Apply what you read:
(a) Name the states that the PacifiCorp clean energy article places in the utility's service territory.
(b) Answer these from the PacifiCorp clean energy article:
(i) On what date was the 20-year integrated resource plan filed?
(ii) How much advanced nuclear energy does the plan propose?
(iii) By how much does the utility propose to cut its coal capacity by the end of 2040?

Study text:
Berkshire Hathaway Energy subsidiary PacifiCorp, the largest grid operator in the Western U.S. and one of several utility assets controlled by investor Warren Buffett, has outlined a sweeping clean energy transition across its six-state service territory, extending from the Pacific Ocean to the Rocky Mountains.
Relying on renewable energy, battery storage and energy efficiency, as well as new transmission, advanced nuclear energy and the retirement of coal-fired generation, the Portland, Ore.-based utility plans by 2030 to slash nearly three-quarters of its greenhouse gas emissions from 2005 levels and position itself to achieve a 98% reduction by midcentury.
PacifiCorp detailed its strategy in a 20-year integrated resource plan filed Sept. 1 to utility energy regulators in California, Oregon and Washington, where the utility operates as Pacific Power, and Idaho, Wyoming and Utah, where it operates as Rocky Mountain Power.
"Our integrated resource plan is designed to determine the lowest-cost options for customers, adjusting for risks, future customer needs, system reliability, market projections and changing technology," Rick Link, vice president of resource planning and acquisitions for PacifiCorp, said in a statement.
Building on a shortlist of 19 projects revealed in June, the plan calls for a massive portfolio of new zero-carbon resources in the West by 2040, led by 6,181 MW of energy storage, mostly in the form of batteries coupled with solar arrays, and over 8,000 MW of demand-side management through energy efficiency and load-control programs. The utility also proposes 5,628 MW of solar power, more than 3,600 MW of new wind resources and 1,500 MW of advanced nuclear energy.
PacifiCorp's nuclear energy ambition includes the start of a 500-MW demonstration of Bill Gates-backed TerraPower LLC's integrated nuclear and energy storage technology at a retiring coal plant in Wyoming in 2028.
The plan also seeks to convert two units at the Jim Bridger coal-fired facility in Wyoming to natural gas rather than retire them in 2023 and 2028, as was previously planned. "The conversion assists network reliability," PacifiCorp spokesperson David Eskelsen said in an email.
To further support reliability, PacifiCorp intends to add 1,226 MW of "non-emitting" peak power resources by 2040. "The non-emitting peaking resource is assumed to use a non-CO2-emitting fuel such as hydrogen," according to the filing. The utility proposes to cut its coal capacity by 2,211 MW by the end of 2030 and by 4,087 MW by the end of 2040.

Extracted material:
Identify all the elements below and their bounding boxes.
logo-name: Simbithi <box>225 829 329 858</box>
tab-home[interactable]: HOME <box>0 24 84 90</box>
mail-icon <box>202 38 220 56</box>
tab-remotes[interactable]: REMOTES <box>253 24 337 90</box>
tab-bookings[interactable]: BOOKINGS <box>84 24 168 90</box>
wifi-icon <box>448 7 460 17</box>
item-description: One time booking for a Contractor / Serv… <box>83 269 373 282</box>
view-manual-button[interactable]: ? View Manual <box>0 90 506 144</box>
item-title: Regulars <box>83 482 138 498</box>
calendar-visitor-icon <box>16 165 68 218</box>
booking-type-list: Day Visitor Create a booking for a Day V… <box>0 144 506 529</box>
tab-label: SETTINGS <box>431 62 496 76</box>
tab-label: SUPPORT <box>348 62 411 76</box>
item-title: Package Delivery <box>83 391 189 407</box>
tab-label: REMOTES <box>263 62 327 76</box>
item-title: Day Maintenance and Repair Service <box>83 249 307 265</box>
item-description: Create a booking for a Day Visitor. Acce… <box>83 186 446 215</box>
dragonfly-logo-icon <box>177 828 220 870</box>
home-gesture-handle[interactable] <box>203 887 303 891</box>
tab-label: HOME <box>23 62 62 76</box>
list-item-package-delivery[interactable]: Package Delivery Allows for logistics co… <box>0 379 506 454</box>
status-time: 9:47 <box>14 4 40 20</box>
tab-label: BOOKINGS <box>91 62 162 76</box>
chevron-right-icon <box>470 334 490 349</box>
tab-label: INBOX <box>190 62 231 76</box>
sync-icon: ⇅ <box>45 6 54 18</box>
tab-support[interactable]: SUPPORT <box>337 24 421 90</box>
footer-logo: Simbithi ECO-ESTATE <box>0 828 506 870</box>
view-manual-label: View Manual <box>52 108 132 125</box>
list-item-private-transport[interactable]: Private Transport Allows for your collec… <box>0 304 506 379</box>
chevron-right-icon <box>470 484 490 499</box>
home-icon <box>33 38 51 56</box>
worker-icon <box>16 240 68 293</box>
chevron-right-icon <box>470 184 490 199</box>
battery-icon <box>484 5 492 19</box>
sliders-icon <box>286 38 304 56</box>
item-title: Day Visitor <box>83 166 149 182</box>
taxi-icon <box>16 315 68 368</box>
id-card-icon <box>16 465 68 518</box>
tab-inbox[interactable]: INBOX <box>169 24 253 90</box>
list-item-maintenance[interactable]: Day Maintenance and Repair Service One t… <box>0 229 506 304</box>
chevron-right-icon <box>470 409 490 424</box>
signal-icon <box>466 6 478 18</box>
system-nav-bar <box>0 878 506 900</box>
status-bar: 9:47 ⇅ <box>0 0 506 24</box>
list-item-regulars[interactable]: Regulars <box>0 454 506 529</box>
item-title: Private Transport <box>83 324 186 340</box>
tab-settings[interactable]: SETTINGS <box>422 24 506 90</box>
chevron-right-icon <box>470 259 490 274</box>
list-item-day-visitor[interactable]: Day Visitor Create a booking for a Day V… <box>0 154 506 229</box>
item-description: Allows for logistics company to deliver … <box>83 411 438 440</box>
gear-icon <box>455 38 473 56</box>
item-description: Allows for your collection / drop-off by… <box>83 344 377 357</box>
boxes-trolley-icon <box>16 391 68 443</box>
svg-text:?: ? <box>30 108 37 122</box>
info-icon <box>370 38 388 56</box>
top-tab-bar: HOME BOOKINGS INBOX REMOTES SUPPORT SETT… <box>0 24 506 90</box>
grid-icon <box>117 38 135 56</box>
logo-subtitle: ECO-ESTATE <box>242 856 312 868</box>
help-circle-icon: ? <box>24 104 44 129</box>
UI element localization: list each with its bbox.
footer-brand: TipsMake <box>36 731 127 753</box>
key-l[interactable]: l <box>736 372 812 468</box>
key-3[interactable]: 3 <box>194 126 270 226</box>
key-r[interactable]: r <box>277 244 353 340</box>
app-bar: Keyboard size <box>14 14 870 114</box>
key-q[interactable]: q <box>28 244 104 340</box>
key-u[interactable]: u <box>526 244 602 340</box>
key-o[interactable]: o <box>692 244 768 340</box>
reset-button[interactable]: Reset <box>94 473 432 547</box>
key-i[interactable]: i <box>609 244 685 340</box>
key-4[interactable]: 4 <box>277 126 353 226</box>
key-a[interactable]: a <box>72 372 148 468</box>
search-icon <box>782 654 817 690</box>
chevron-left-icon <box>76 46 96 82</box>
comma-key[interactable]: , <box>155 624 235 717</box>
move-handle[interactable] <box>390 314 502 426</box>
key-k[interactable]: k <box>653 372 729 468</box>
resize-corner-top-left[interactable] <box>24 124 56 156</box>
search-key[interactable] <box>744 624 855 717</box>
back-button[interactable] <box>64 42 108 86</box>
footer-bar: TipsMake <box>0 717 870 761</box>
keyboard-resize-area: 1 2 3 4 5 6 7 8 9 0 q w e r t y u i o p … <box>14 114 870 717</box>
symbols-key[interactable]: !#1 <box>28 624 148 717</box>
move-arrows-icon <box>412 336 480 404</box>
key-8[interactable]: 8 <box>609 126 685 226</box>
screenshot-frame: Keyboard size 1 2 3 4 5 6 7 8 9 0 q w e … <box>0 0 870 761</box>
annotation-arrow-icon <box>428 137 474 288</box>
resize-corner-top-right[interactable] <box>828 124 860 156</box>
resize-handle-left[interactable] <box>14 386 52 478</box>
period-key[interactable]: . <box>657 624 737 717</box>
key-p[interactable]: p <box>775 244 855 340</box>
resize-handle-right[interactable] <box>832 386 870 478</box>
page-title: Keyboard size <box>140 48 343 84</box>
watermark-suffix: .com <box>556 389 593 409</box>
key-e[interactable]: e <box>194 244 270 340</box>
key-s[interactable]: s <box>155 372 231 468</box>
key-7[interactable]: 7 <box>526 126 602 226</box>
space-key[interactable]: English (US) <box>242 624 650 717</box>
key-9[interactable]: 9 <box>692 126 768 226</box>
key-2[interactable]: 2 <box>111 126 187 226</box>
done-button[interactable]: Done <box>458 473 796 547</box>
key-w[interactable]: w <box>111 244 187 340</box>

Your written answers:
(a) California, Oregon, Washington, Idaho, Wyoming, Utah

(b)
(i) Sept. 1
(ii) 1,500 MW
(iii) 4,087 MW